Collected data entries
○ ○ ○
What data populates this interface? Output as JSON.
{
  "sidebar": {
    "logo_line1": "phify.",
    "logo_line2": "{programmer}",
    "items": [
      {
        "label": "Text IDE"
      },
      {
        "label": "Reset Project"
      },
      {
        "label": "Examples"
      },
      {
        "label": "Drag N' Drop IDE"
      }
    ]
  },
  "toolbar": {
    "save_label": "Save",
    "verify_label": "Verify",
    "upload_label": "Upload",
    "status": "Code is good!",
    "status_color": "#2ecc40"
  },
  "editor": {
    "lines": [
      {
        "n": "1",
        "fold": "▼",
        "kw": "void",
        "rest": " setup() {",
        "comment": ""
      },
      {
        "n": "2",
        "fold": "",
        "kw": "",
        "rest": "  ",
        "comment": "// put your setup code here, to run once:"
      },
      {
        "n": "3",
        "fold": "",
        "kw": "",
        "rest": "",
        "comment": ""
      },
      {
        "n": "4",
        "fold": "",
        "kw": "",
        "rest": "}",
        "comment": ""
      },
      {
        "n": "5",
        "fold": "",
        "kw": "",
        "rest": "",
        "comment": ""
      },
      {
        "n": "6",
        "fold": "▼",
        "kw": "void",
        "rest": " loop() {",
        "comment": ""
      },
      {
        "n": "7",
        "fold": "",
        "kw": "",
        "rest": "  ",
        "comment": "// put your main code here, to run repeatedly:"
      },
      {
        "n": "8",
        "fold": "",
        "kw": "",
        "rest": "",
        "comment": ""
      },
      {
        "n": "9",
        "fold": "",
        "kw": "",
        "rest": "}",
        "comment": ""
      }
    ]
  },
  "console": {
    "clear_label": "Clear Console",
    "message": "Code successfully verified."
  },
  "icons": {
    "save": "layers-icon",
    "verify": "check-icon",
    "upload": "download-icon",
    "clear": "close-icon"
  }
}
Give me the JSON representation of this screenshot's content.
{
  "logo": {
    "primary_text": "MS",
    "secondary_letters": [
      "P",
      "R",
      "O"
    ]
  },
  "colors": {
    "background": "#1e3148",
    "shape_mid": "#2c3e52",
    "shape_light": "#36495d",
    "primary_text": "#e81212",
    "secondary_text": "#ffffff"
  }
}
○ ○ ○
:: PROBLEM DETAILS ::
Exactly reproduce every line of the data above.

:: RESPONSE BELOW ::
What data populates this interface? Output as JSON.
{
  "sidebar": {
    "logo_line1": "phify.",
    "logo_line2": "{programmer}",
    "items": [
      {
        "label": "Text IDE"
      },
      {
        "label": "Reset Project"
      },
      {
        "label": "Examples"
      },
      {
        "label": "Drag N' Drop IDE"
      }
    ]
  },
  "toolbar": {
    "save_label": "Save",
    "verify_label": "Verify",
    "upload_label": "Upload",
    "status": "Code is good!",
    "status_color": "#2ecc40"
  },
  "editor": {
    "lines": [
      {
        "n": "1",
        "fold": "▼",
        "kw": "void",
        "rest": " setup() {",
        "comment": ""
      },
      {
        "n": "2",
        "fold": "",
        "kw": "",
        "rest": "  ",
        "comment": "// put your setup code here, to run once:"
      },
      {
        "n": "3",
        "fold": "",
        "kw": "",
        "rest": "",
        "comment": ""
      },
      {
        "n": "4",
        "fold": "",
        "kw": "",
        "rest": "}",
        "comment": ""
      },
      {
        "n": "5",
        "fold": "",
        "kw": "",
        "rest": "",
        "comment": ""
      },
      {
        "n": "6",
        "fold": "▼",
        "kw": "void",
        "rest": " loop() {",
        "comment": ""
      },
      {
        "n": "7",
        "fold": "",
        "kw": "",
        "rest": "  ",
        "comment": "// put your main code here, to run repeatedly:"
      },
      {
        "n": "8",
        "fold": "",
        "kw": "",
        "rest": "",
        "comment": ""
      },
      {
        "n": "9",
        "fold": "",
        "kw": "",
        "rest": "}",
        "comment": ""
      }
    ]
  },
  "console": {
    "clear_label": "Clear Console",
    "message": "Code successfully verified."
  },
  "icons": {
    "save": "layers-icon",
    "verify": "check-icon",
    "upload": "download-icon",
    "clear": "close-icon"
  }
}
Give me the JSON representation of this screenshot's content.
{
  "logo": {
    "primary_text": "MS",
    "secondary_letters": [
      "P",
      "R",
      "O"
    ]
  },
  "colors": {
    "background": "#1e3148",
    "shape_mid": "#2c3e52",
    "shape_light": "#36495d",
    "primary_text": "#e81212",
    "secondary_text": "#ffffff"
  }
}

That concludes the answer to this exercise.